### Job
In the data, extract each line that holds the string "документы".

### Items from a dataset
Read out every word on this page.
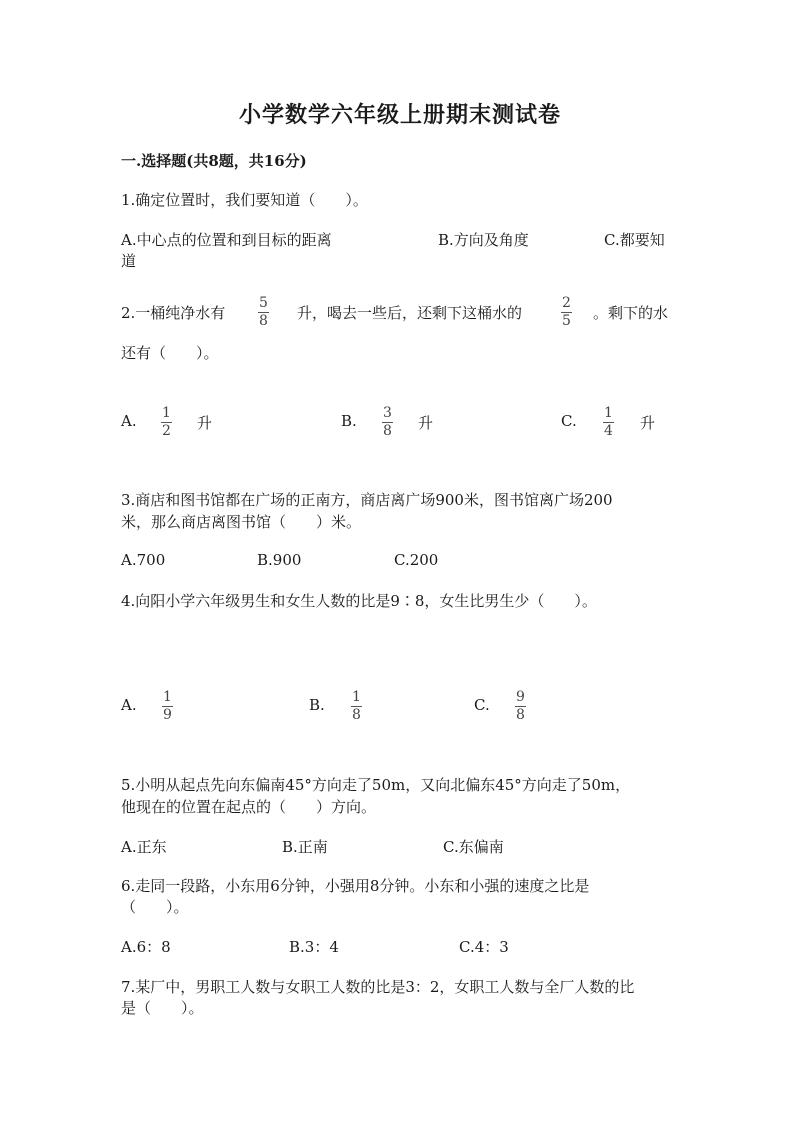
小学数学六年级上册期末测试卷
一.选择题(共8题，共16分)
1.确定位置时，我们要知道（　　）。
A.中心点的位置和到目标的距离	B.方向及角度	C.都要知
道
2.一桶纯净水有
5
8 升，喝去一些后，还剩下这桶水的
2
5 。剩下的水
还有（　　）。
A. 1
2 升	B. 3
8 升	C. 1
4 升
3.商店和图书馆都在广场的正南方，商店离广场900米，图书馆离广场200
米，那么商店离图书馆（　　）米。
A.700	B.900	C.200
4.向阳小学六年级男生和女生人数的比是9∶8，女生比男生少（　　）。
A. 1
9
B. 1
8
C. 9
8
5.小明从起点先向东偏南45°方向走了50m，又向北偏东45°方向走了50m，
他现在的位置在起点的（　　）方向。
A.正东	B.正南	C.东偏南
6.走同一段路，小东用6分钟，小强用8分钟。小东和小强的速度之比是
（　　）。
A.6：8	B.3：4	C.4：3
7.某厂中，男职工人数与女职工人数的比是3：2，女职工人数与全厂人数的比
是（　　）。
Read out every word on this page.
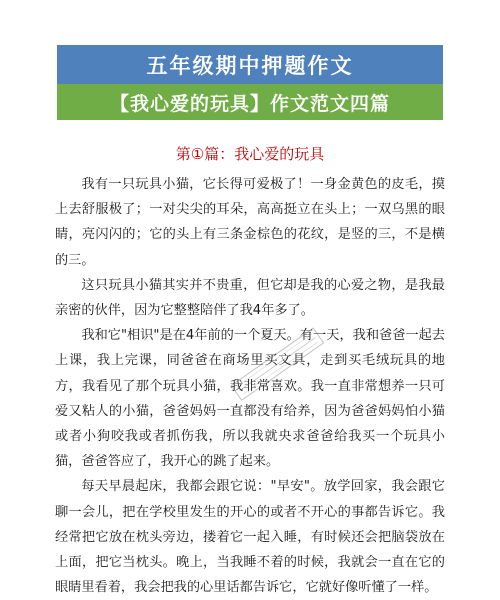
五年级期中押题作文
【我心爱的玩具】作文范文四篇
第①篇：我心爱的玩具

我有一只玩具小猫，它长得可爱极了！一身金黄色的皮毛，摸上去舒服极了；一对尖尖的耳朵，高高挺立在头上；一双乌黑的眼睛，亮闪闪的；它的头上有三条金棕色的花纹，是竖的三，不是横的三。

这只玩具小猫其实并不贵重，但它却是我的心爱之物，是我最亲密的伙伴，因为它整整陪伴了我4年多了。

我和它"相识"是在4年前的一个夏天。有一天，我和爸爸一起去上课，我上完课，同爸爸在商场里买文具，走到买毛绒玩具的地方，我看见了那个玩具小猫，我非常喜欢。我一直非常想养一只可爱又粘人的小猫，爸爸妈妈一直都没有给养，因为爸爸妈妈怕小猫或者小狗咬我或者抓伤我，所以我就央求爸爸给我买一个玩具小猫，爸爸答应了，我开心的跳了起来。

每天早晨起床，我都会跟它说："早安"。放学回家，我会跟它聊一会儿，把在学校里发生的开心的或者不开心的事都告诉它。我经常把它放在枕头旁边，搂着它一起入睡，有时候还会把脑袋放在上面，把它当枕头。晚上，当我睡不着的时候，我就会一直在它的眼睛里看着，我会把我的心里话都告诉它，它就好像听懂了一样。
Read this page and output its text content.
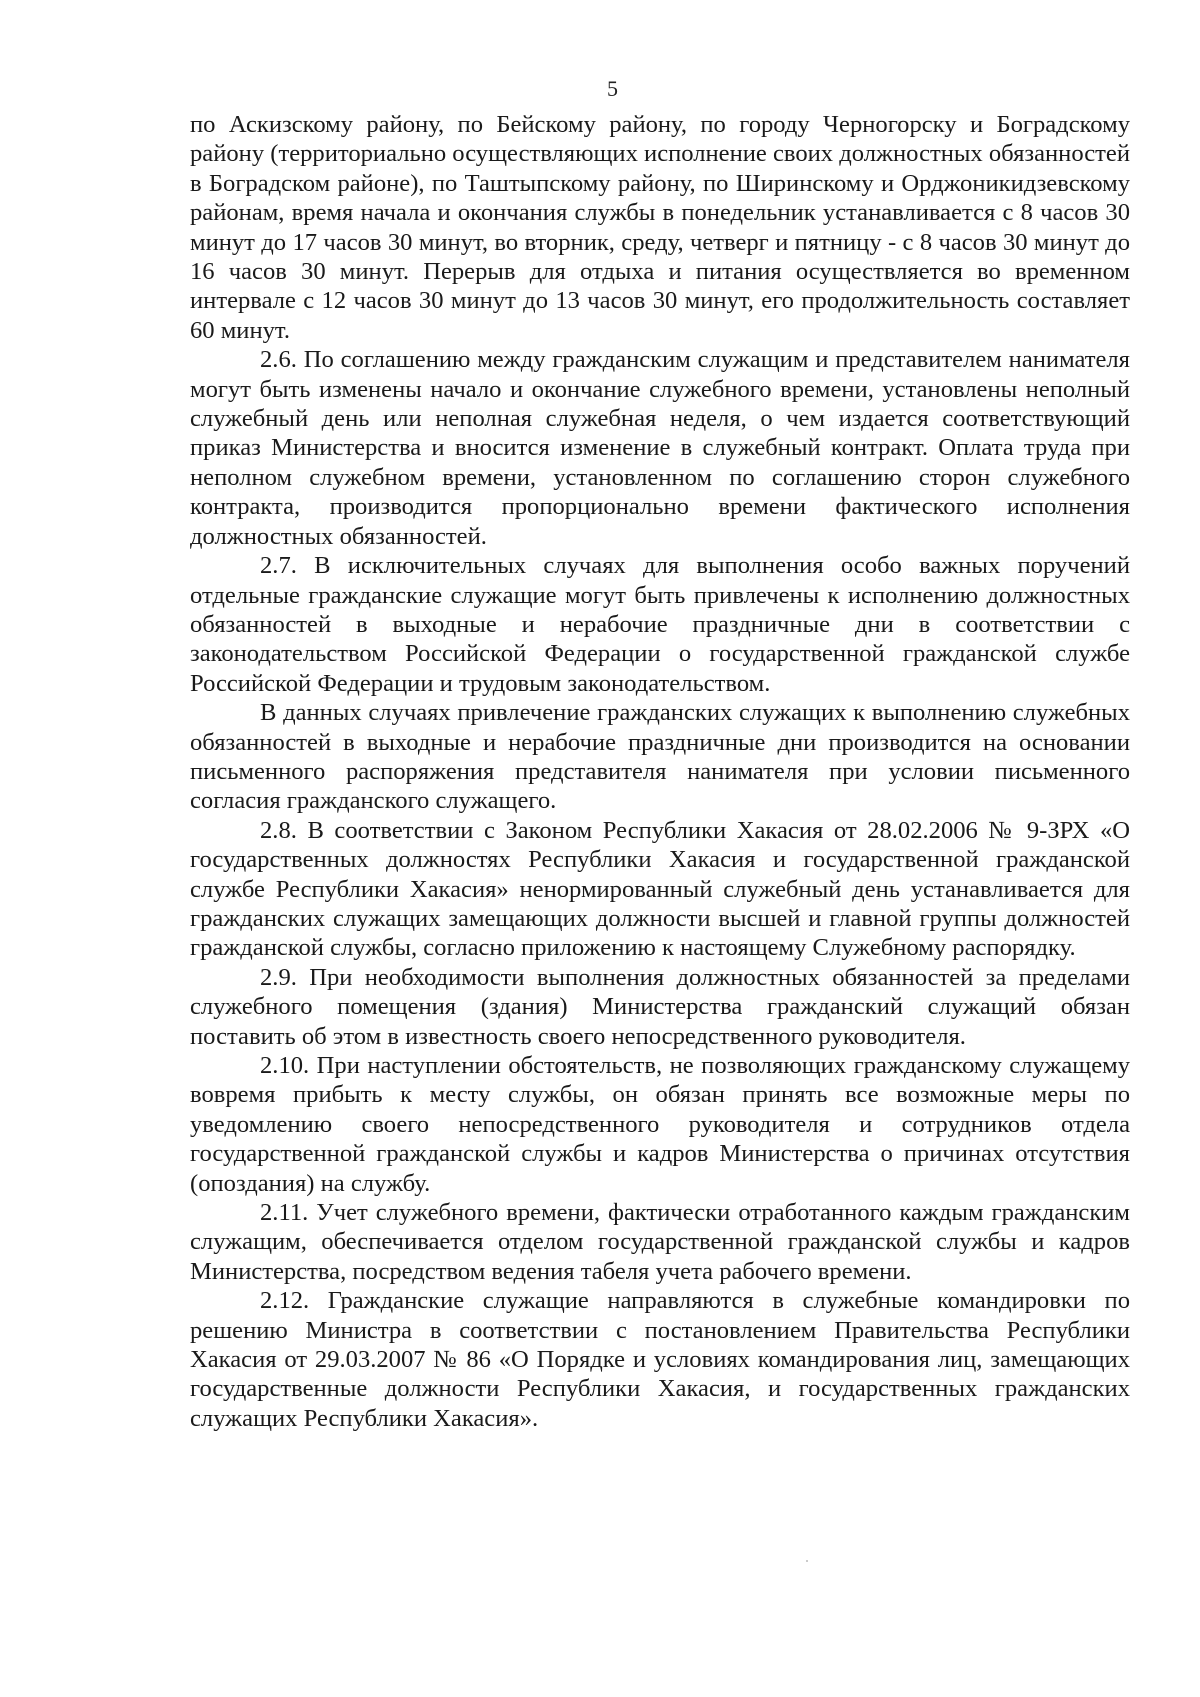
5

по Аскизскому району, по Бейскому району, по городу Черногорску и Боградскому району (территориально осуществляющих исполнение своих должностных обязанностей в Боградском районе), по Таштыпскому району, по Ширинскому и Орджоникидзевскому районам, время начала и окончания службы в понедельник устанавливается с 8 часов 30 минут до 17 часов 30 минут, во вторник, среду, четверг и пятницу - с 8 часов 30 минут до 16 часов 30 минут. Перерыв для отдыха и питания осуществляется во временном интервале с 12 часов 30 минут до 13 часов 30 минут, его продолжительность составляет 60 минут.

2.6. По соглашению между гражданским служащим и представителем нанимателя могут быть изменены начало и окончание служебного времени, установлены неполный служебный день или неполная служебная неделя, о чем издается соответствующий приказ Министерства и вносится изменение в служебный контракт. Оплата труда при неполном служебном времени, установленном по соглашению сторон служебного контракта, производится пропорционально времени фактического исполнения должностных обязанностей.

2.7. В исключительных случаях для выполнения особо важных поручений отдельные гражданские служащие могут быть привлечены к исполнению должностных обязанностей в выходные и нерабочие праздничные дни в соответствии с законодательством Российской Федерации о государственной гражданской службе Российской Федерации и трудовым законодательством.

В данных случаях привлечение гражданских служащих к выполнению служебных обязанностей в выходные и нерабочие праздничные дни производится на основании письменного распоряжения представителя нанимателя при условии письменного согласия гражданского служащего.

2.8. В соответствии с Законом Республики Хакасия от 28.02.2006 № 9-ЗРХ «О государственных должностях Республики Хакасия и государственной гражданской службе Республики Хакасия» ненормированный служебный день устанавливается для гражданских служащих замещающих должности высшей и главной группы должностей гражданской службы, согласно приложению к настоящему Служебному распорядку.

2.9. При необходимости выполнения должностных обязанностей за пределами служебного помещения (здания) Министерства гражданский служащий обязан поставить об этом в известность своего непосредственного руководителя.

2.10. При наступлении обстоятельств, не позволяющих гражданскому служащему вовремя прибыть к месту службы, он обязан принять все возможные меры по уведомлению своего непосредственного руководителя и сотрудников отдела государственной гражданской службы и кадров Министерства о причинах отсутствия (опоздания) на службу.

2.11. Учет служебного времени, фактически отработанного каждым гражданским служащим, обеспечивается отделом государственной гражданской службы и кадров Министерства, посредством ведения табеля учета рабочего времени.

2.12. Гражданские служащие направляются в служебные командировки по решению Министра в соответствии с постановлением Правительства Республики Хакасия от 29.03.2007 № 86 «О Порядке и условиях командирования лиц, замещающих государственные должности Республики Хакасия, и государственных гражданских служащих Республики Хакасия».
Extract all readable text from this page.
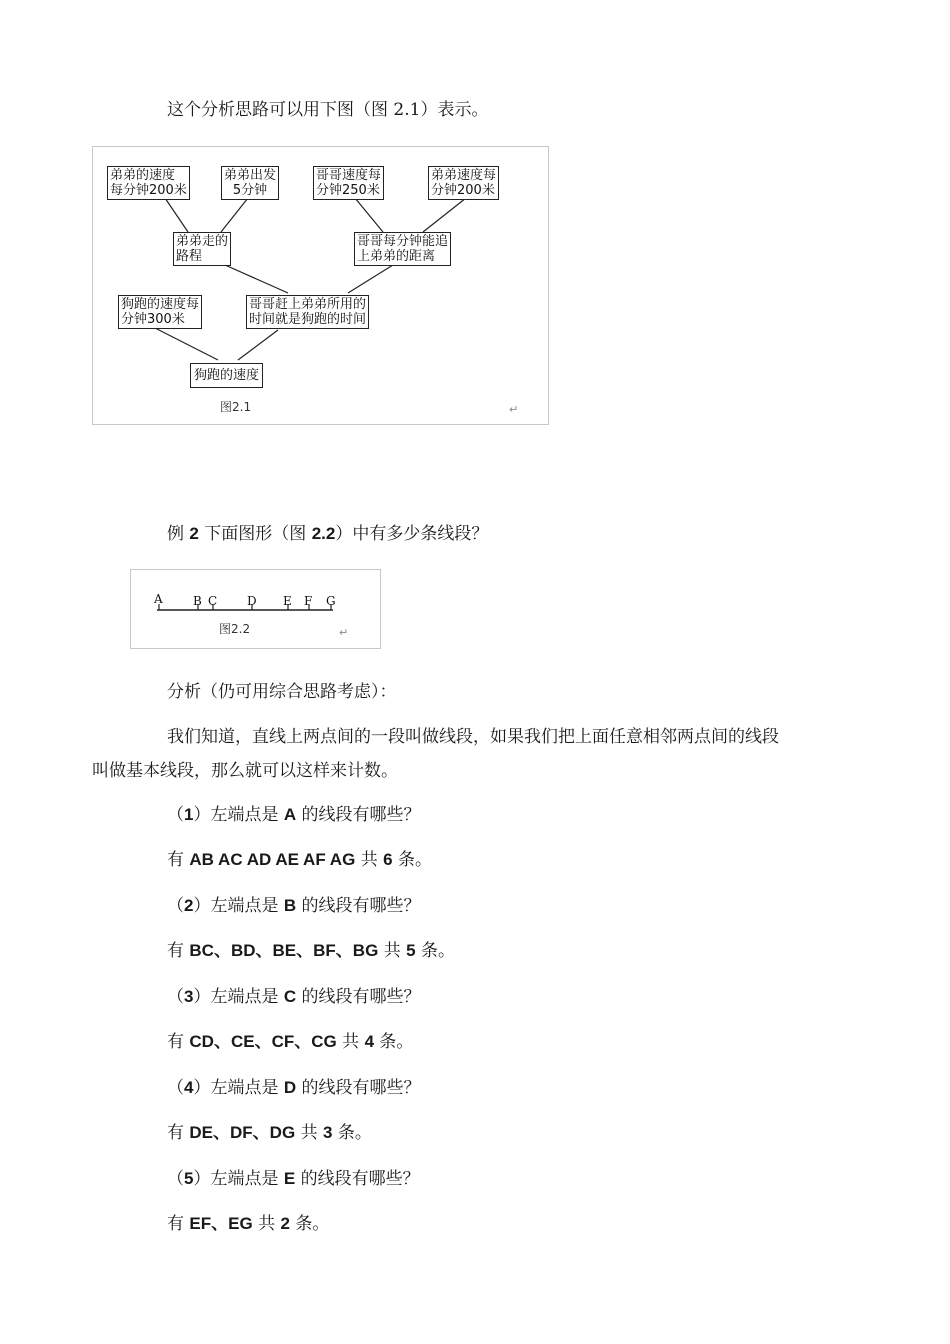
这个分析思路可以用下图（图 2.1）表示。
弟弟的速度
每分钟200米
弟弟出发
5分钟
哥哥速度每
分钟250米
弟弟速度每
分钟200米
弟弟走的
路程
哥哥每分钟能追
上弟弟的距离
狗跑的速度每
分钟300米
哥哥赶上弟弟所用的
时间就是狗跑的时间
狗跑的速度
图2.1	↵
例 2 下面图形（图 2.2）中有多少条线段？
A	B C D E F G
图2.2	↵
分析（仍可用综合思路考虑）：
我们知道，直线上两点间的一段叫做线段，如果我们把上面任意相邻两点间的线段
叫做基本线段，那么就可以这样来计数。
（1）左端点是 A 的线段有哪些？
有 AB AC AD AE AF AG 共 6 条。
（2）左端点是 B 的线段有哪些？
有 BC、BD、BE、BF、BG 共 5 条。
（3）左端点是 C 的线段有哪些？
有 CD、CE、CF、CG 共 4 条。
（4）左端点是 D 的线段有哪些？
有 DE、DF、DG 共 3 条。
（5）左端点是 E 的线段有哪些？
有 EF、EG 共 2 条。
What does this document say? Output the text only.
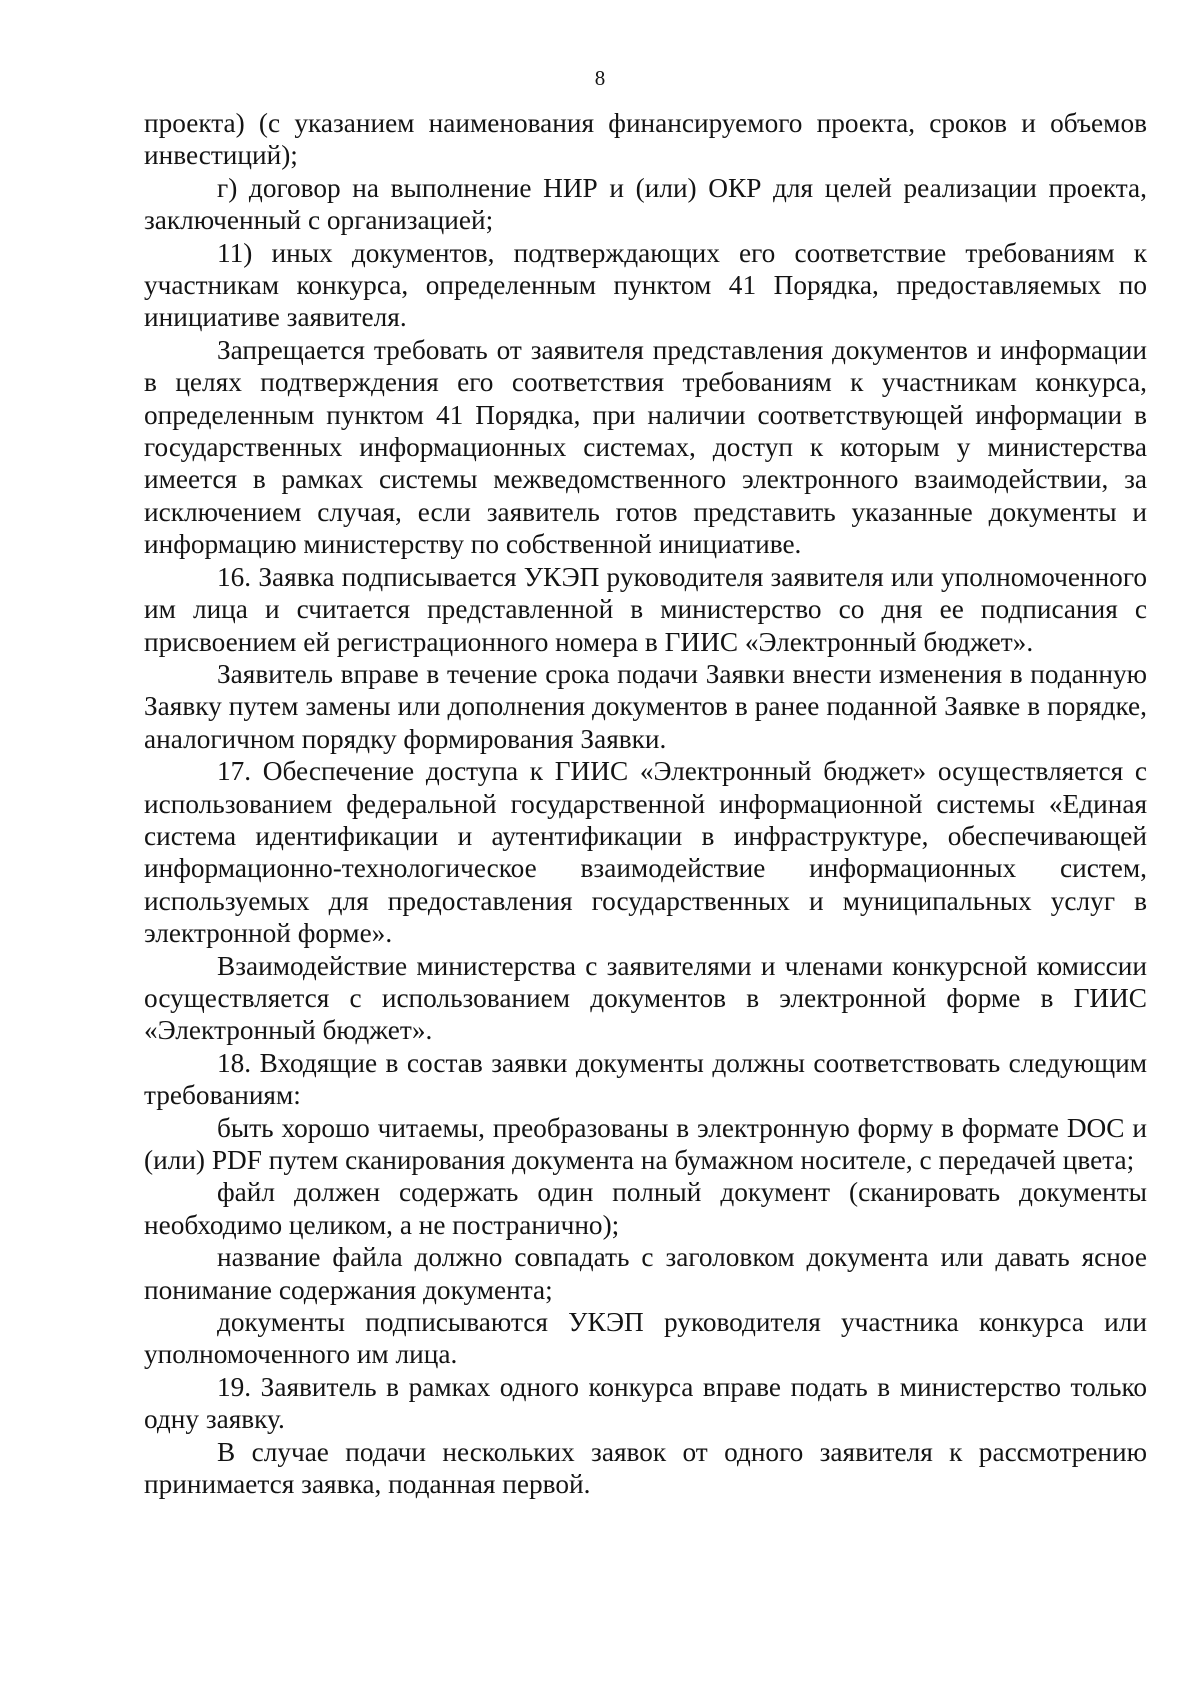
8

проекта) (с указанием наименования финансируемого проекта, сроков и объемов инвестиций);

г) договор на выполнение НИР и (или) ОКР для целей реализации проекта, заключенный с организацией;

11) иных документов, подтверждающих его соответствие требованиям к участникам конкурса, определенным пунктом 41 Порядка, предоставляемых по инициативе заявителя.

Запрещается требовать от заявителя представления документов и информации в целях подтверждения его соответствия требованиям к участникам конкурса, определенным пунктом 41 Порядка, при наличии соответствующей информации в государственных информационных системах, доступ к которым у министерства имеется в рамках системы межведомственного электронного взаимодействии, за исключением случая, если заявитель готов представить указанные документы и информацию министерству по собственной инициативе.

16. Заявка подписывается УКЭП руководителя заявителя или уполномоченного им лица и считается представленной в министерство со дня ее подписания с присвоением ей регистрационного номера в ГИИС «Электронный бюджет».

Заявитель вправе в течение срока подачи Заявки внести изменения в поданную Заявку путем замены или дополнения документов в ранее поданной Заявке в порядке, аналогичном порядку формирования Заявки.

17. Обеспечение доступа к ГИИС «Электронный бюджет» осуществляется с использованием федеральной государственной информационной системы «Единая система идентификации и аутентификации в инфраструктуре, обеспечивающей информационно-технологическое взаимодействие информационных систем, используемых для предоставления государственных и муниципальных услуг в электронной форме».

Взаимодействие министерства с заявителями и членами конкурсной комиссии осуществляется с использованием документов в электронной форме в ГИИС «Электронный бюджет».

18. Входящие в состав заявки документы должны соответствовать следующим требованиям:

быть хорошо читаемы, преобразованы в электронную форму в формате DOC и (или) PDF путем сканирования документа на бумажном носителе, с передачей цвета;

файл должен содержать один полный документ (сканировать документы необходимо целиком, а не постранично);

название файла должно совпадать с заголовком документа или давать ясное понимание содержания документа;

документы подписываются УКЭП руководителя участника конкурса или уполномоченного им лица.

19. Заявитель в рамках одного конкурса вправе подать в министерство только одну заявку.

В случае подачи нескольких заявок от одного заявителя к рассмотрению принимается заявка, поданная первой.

### Exercise output
Запрещается требовать от заявителя представления документов и информации в целях подтверждения его соответствия требованиям к участникам конкурса, определенным пунктом 41 Порядка, при наличии соответствующей информации в государственных информационных системах, доступ к которым у министерства имеется в рамках системы межведомственного электронного взаимодействии, за исключением случая, если заявитель готов представить указанные документы и информацию министерству по собственной инициативе.
18. Входящие в состав заявки документы должны соответствовать следующим требованиям:
файл должен содержать один полный документ (сканировать документы необходимо целиком, а не постранично);
документы подписываются УКЭП руководителя участника конкурса или уполномоченного им лица.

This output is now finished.